>> BEGIN MATERIAL FOR THE TASK

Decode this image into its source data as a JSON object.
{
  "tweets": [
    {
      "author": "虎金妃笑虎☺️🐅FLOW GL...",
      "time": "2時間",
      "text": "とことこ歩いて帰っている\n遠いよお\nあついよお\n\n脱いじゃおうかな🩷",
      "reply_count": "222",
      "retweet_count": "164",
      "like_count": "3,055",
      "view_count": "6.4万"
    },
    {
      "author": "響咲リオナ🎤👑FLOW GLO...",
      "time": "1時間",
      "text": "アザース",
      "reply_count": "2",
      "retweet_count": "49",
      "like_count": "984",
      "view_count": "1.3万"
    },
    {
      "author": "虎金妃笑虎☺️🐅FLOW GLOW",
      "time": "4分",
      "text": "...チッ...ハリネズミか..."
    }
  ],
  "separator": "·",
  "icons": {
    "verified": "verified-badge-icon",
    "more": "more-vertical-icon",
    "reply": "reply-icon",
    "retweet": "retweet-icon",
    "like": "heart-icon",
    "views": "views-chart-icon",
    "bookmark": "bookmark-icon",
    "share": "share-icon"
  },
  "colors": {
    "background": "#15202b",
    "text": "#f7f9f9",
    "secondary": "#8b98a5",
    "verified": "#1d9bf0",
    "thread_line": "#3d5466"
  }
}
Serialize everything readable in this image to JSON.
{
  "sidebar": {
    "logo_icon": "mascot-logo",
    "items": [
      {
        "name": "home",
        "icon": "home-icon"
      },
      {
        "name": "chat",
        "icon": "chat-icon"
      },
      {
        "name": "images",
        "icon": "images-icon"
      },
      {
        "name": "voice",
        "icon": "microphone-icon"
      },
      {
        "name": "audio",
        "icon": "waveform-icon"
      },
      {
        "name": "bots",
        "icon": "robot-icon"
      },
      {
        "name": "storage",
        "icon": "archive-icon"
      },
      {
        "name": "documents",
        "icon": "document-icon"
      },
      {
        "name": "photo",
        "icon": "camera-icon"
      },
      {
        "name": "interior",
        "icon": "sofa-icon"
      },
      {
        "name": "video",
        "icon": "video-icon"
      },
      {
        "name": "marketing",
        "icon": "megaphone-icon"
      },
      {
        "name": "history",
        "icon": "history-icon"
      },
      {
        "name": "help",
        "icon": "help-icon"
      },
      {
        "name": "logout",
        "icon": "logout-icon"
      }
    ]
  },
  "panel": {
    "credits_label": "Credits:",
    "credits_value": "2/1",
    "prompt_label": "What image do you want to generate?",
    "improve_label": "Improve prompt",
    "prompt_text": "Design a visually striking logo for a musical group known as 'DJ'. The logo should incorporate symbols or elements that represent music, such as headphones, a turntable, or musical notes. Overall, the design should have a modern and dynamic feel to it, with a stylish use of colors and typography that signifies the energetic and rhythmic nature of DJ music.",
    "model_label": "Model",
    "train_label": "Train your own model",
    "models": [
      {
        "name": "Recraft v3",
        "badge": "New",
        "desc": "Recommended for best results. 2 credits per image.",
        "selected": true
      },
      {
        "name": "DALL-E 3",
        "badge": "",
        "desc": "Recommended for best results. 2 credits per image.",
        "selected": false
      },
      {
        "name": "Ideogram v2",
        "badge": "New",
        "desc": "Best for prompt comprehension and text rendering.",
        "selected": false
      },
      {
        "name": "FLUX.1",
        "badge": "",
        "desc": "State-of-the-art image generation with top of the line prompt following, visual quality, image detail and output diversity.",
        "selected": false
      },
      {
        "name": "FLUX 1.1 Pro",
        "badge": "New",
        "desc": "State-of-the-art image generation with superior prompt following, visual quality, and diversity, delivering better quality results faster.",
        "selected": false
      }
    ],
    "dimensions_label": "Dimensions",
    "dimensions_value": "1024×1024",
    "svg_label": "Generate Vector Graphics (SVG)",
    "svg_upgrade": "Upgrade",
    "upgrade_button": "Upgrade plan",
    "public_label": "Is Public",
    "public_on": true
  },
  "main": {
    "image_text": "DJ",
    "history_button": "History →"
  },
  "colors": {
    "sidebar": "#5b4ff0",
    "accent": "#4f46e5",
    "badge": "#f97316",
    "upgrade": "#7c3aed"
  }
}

>> END MATERIAL FOR THE TASK

• [WHAT TO WORK ON] Output every line above without altering anything.

• [TASK SOLUTION]
Decode this image into its source data as a JSON object.
{
  "tweets": [
    {
      "author": "虎金妃笑虎☺️🐅FLOW GL...",
      "time": "2時間",
      "text": "とことこ歩いて帰っている\n遠いよお\nあついよお\n\n脱いじゃおうかな🩷",
      "reply_count": "222",
      "retweet_count": "164",
      "like_count": "3,055",
      "view_count": "6.4万"
    },
    {
      "author": "響咲リオナ🎤👑FLOW GLO...",
      "time": "1時間",
      "text": "アザース",
      "reply_count": "2",
      "retweet_count": "49",
      "like_count": "984",
      "view_count": "1.3万"
    },
    {
      "author": "虎金妃笑虎☺️🐅FLOW GLOW",
      "time": "4分",
      "text": "...チッ...ハリネズミか..."
    }
  ],
  "separator": "·",
  "icons": {
    "verified": "verified-badge-icon",
    "more": "more-vertical-icon",
    "reply": "reply-icon",
    "retweet": "retweet-icon",
    "like": "heart-icon",
    "views": "views-chart-icon",
    "bookmark": "bookmark-icon",
    "share": "share-icon"
  },
  "colors": {
    "background": "#15202b",
    "text": "#f7f9f9",
    "secondary": "#8b98a5",
    "verified": "#1d9bf0",
    "thread_line": "#3d5466"
  }
}
Serialize everything readable in this image to JSON.
{
  "sidebar": {
    "logo_icon": "mascot-logo",
    "items": [
      {
        "name": "home",
        "icon": "home-icon"
      },
      {
        "name": "chat",
        "icon": "chat-icon"
      },
      {
        "name": "images",
        "icon": "images-icon"
      },
      {
        "name": "voice",
        "icon": "microphone-icon"
      },
      {
        "name": "audio",
        "icon": "waveform-icon"
      },
      {
        "name": "bots",
        "icon": "robot-icon"
      },
      {
        "name": "storage",
        "icon": "archive-icon"
      },
      {
        "name": "documents",
        "icon": "document-icon"
      },
      {
        "name": "photo",
        "icon": "camera-icon"
      },
      {
        "name": "interior",
        "icon": "sofa-icon"
      },
      {
        "name": "video",
        "icon": "video-icon"
      },
      {
        "name": "marketing",
        "icon": "megaphone-icon"
      },
      {
        "name": "history",
        "icon": "history-icon"
      },
      {
        "name": "help",
        "icon": "help-icon"
      },
      {
        "name": "logout",
        "icon": "logout-icon"
      }
    ]
  },
  "panel": {
    "credits_label": "Credits:",
    "credits_value": "2/1",
    "prompt_label": "What image do you want to generate?",
    "improve_label": "Improve prompt",
    "prompt_text": "Design a visually striking logo for a musical group known as 'DJ'. The logo should incorporate symbols or elements that represent music, such as headphones, a turntable, or musical notes. Overall, the design should have a modern and dynamic feel to it, with a stylish use of colors and typography that signifies the energetic and rhythmic nature of DJ music.",
    "model_label": "Model",
    "train_label": "Train your own model",
    "models": [
      {
        "name": "Recraft v3",
        "badge": "New",
        "desc": "Recommended for best results. 2 credits per image.",
        "selected": true
      },
      {
        "name": "DALL-E 3",
        "badge": "",
        "desc": "Recommended for best results. 2 credits per image.",
        "selected": false
      },
      {
        "name": "Ideogram v2",
        "badge": "New",
        "desc": "Best for prompt comprehension and text rendering.",
        "selected": false
      },
      {
        "name": "FLUX.1",
        "badge": "",
        "desc": "State-of-the-art image generation with top of the line prompt following, visual quality, image detail and output diversity.",
        "selected": false
      },
      {
        "name": "FLUX 1.1 Pro",
        "badge": "New",
        "desc": "State-of-the-art image generation with superior prompt following, visual quality, and diversity, delivering better quality results faster.",
        "selected": false
      }
    ],
    "dimensions_label": "Dimensions",
    "dimensions_value": "1024×1024",
    "svg_label": "Generate Vector Graphics (SVG)",
    "svg_upgrade": "Upgrade",
    "upgrade_button": "Upgrade plan",
    "public_label": "Is Public",
    "public_on": true
  },
  "main": {
    "image_text": "DJ",
    "history_button": "History →"
  },
  "colors": {
    "sidebar": "#5b4ff0",
    "accent": "#4f46e5",
    "badge": "#f97316",
    "upgrade": "#7c3aed"
  }
}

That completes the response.